WHAT THE TASK ASKS:
Below is a set of records; restate each one word for word.

SOURCE RECORDS:
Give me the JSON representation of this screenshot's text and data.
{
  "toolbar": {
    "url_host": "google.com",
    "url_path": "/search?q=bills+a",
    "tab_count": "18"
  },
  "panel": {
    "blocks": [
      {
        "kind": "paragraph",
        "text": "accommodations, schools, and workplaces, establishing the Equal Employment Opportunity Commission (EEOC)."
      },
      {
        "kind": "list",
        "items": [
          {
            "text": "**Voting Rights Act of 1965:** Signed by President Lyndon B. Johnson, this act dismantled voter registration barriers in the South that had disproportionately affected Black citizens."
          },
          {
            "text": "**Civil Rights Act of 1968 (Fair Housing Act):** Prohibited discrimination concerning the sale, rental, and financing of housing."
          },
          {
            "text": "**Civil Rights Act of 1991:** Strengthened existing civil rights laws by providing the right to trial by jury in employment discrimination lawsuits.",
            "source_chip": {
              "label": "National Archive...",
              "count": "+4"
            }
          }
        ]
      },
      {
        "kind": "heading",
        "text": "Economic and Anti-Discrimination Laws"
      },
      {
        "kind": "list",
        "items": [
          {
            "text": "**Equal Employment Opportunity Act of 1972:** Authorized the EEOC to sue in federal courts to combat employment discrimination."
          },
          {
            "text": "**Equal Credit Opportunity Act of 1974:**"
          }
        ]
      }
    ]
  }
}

SOLVED EXERCISE:
Give me the JSON representation of this screenshot's text and data.
{
  "toolbar": {
    "url_host": "google.com",
    "url_path": "/search?q=bills+a",
    "tab_count": "18"
  },
  "panel": {
    "blocks": [
      {
        "kind": "paragraph",
        "text": "accommodations, schools, and workplaces, establishing the Equal Employment Opportunity Commission (EEOC)."
      },
      {
        "kind": "list",
        "items": [
          {
            "text": "**Voting Rights Act of 1965:** Signed by President Lyndon B. Johnson, this act dismantled voter registration barriers in the South that had disproportionately affected Black citizens."
          },
          {
            "text": "**Civil Rights Act of 1968 (Fair Housing Act):** Prohibited discrimination concerning the sale, rental, and financing of housing."
          },
          {
            "text": "**Civil Rights Act of 1991:** Strengthened existing civil rights laws by providing the right to trial by jury in employment discrimination lawsuits.",
            "source_chip": {
              "label": "National Archive...",
              "count": "+4"
            }
          }
        ]
      },
      {
        "kind": "heading",
        "text": "Economic and Anti-Discrimination Laws"
      },
      {
        "kind": "list",
        "items": [
          {
            "text": "**Equal Employment Opportunity Act of 1972:** Authorized the EEOC to sue in federal courts to combat employment discrimination."
          },
          {
            "text": "**Equal Credit Opportunity Act of 1974:**"
          }
        ]
      }
    ]
  }
}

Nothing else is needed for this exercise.